-- Start --

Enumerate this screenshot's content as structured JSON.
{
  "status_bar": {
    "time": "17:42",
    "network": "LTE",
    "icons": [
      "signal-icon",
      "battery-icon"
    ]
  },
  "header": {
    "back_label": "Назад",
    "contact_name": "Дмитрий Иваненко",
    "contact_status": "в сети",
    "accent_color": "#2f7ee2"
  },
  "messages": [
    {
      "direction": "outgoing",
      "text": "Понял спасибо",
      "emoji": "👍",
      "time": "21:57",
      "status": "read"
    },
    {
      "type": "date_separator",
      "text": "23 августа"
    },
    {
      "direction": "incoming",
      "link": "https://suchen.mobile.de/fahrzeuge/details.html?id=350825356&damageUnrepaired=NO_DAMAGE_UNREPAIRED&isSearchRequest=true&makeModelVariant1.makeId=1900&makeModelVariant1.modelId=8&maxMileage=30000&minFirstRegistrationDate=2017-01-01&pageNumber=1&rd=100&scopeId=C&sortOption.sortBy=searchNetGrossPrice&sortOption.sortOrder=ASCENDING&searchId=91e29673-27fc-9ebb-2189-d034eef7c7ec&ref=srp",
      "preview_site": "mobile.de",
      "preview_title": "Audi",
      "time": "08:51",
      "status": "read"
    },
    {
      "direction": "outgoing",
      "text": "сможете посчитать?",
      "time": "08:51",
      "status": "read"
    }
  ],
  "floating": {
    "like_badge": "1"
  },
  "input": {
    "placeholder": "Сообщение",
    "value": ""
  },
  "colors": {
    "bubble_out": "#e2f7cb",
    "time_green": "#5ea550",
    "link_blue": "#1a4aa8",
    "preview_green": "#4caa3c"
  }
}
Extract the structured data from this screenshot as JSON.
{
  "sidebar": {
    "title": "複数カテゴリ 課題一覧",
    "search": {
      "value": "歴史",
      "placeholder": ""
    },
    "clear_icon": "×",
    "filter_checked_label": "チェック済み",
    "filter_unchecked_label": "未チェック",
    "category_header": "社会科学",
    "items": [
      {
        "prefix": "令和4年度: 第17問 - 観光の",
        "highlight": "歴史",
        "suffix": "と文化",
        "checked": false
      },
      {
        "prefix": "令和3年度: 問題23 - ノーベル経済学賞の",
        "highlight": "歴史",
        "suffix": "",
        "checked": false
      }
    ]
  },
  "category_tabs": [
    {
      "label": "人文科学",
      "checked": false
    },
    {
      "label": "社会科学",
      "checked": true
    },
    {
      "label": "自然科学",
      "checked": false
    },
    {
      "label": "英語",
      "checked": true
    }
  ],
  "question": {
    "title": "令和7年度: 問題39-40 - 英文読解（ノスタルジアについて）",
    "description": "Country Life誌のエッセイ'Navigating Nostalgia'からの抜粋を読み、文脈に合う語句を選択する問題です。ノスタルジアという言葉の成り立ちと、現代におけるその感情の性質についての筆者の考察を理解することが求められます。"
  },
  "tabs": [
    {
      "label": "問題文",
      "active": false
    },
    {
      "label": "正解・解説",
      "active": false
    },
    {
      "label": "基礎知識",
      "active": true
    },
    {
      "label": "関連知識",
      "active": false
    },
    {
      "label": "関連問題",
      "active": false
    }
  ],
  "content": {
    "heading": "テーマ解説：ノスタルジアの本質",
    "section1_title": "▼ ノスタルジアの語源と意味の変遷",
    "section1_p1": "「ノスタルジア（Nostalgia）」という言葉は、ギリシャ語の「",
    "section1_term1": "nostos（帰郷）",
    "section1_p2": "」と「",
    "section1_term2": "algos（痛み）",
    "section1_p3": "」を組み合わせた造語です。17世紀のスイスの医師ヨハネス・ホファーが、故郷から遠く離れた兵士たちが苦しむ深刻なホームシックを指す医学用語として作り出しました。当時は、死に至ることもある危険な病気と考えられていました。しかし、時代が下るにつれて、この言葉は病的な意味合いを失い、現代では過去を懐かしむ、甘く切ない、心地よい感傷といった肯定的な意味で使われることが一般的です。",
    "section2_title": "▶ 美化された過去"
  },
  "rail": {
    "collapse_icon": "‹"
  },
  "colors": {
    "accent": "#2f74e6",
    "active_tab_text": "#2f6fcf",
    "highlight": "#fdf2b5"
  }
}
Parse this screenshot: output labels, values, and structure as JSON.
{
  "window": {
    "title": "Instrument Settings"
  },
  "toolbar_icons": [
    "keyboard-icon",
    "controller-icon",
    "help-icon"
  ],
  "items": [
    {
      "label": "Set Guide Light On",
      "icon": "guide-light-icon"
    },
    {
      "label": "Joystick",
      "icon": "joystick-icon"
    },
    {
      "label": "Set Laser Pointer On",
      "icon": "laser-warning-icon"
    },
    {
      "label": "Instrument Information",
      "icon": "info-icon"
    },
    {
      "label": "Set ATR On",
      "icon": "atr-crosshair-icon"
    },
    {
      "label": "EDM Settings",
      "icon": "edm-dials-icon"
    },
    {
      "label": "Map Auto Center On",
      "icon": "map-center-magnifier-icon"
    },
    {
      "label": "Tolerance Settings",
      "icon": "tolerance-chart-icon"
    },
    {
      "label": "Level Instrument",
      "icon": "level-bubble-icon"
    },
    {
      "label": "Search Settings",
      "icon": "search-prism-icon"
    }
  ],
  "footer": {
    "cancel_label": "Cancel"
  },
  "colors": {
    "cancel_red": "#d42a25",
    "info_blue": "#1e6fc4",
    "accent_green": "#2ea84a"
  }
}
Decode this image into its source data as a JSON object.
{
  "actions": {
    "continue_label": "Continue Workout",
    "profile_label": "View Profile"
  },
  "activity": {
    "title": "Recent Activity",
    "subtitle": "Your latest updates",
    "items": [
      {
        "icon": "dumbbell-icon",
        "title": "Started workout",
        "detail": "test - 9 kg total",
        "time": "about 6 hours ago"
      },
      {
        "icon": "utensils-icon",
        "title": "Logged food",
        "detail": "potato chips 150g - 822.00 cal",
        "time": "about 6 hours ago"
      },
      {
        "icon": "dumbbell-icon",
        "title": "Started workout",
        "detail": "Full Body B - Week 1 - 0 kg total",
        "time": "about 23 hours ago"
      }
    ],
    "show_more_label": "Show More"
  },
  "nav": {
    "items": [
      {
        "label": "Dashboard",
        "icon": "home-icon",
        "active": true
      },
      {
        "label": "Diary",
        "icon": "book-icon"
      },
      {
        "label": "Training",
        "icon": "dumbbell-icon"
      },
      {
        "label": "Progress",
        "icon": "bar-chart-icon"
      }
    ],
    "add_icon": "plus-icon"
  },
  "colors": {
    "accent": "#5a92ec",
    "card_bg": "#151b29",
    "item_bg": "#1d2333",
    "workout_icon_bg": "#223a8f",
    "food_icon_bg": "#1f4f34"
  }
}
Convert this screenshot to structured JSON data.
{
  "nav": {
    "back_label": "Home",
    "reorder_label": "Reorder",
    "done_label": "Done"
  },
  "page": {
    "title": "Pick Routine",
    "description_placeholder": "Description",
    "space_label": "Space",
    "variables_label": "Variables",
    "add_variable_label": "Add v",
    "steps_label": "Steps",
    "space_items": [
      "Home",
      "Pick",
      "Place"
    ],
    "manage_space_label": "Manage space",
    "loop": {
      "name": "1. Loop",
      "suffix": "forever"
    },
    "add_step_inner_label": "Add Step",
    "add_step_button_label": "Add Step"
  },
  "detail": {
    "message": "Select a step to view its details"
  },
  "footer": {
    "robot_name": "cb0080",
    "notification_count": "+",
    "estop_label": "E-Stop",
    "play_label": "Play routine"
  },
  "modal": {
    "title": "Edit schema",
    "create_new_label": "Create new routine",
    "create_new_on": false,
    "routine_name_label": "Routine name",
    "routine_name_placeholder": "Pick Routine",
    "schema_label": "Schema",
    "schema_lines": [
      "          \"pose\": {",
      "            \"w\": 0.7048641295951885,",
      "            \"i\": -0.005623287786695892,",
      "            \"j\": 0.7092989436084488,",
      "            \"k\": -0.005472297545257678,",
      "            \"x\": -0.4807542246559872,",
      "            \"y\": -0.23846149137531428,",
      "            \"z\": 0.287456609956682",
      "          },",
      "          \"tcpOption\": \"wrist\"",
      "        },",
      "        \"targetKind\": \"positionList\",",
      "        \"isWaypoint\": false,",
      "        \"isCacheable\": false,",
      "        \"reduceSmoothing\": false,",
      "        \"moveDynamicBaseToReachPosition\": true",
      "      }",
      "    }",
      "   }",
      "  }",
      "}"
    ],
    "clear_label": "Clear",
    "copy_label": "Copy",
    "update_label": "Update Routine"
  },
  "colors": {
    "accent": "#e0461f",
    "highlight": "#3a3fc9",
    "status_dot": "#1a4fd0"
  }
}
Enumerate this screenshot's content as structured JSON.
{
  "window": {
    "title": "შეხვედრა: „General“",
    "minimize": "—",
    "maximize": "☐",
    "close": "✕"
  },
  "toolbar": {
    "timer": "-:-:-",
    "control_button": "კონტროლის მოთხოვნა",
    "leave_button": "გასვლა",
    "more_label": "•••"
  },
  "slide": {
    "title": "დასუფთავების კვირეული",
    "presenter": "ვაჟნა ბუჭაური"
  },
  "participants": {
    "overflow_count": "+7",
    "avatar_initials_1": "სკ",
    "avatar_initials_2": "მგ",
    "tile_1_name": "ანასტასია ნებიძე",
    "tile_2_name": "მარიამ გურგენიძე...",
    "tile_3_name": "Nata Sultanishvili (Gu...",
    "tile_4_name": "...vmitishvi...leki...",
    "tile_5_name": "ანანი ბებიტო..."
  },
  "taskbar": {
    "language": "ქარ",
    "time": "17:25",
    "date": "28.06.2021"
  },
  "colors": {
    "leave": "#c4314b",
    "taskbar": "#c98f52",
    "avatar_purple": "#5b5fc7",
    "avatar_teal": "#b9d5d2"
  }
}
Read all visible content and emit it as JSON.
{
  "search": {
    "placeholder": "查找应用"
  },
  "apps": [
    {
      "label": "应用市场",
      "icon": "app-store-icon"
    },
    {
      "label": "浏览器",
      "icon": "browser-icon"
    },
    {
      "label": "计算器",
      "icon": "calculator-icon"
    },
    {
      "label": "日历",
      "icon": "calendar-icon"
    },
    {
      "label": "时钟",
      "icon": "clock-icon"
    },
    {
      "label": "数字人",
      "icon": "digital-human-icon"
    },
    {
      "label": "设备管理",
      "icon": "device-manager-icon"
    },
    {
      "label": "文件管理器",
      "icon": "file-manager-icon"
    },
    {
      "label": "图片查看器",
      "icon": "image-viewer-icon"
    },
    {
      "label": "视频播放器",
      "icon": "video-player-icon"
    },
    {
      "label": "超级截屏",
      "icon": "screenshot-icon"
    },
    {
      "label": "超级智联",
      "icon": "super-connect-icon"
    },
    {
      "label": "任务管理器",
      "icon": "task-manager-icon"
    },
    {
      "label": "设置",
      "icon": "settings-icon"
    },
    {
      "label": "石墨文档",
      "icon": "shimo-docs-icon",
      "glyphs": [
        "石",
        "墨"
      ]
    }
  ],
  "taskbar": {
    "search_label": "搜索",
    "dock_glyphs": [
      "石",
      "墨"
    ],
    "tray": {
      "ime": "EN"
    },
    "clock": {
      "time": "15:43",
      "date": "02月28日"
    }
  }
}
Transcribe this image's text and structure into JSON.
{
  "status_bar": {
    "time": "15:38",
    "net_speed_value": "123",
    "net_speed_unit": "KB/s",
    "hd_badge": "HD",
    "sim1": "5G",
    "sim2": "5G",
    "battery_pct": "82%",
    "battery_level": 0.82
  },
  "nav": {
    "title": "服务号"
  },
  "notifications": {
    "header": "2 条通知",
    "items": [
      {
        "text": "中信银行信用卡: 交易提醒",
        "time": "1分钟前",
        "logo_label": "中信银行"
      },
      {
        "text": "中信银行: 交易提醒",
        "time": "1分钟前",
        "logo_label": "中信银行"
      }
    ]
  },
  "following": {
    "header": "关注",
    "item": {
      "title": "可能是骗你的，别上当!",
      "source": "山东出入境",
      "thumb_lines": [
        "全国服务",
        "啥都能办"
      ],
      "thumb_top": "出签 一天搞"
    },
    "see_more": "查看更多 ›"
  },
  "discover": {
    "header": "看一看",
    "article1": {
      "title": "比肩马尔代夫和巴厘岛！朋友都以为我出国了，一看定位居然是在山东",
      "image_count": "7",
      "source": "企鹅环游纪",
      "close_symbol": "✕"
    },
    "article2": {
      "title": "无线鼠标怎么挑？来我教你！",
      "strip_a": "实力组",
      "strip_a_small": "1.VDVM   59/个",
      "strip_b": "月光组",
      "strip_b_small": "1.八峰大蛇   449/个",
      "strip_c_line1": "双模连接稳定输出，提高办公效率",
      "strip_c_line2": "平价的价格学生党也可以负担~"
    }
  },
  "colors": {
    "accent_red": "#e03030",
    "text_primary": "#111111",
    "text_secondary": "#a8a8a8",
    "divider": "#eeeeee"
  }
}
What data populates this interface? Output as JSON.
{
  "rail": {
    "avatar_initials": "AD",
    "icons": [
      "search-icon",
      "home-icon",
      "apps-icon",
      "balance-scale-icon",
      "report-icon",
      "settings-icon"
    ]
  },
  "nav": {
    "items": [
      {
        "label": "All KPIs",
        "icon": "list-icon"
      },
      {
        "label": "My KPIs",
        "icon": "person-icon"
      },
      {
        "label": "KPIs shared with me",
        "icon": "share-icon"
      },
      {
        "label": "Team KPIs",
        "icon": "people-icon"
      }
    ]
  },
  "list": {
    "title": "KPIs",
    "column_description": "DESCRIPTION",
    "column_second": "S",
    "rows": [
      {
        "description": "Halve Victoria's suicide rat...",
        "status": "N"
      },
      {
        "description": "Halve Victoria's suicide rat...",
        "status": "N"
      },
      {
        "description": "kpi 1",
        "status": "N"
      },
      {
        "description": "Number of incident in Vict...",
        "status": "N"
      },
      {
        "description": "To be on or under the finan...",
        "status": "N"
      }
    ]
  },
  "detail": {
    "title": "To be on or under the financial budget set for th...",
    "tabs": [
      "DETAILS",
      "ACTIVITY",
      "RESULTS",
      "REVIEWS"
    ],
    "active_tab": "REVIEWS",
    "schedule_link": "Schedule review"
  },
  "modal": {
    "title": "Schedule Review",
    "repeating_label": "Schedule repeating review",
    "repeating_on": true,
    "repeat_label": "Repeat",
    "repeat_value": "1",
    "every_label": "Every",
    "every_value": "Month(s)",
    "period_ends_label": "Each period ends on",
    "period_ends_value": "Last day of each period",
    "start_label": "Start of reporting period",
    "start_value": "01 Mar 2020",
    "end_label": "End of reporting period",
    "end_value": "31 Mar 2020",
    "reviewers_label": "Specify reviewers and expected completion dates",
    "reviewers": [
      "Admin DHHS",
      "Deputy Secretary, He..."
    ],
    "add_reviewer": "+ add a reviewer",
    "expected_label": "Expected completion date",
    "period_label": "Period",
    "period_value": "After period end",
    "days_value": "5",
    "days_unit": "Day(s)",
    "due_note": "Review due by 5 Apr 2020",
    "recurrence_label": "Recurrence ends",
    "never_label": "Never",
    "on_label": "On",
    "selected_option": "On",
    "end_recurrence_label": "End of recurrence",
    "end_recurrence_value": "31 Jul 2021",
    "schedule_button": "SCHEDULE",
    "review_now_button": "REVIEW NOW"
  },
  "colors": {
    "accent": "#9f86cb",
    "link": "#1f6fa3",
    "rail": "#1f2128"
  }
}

-- End --

→ AIM OF THE TASK
Pick out every line holding the string "data" and return it.

→ EXERCISE RESULT
Extract the structured data from this screenshot as JSON.
Decode this image into its source data as a JSON object.
Convert this screenshot to structured JSON data.
What data populates this interface? Output as JSON.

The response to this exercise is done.